- EXERCISE BRIEF
From the listing below, extract every line in which the word "keycap" appears.

- RECORDS SUPPLIED
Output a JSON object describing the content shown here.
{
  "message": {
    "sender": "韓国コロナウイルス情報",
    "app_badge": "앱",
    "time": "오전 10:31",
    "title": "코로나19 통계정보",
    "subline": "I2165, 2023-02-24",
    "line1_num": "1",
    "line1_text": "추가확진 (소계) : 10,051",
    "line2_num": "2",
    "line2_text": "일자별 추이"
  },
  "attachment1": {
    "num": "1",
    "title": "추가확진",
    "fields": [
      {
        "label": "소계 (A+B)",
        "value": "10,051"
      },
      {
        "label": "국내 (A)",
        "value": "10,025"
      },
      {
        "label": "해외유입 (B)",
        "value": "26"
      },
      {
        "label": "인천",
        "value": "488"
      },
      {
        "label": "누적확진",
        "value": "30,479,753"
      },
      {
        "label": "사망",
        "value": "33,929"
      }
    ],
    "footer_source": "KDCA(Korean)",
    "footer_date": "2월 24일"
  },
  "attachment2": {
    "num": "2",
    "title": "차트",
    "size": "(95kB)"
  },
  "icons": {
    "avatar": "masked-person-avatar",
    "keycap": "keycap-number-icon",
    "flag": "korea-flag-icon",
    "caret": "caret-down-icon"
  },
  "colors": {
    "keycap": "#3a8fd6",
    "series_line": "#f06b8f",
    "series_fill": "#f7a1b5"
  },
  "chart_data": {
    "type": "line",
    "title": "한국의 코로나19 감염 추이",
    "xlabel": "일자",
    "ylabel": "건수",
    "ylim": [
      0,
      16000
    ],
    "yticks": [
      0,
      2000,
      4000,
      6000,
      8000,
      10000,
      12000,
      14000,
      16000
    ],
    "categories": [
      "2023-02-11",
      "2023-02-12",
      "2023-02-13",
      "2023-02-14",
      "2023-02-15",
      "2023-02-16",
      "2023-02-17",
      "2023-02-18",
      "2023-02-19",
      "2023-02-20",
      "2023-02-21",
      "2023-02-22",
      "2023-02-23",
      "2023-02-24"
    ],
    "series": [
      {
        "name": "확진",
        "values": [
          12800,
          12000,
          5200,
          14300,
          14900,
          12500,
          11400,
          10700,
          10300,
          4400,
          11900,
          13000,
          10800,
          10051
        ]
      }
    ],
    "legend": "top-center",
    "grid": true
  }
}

- CORRECT ANSWER
    "keycap": "keycap-number-icon",
    "keycap": "#3a8fd6",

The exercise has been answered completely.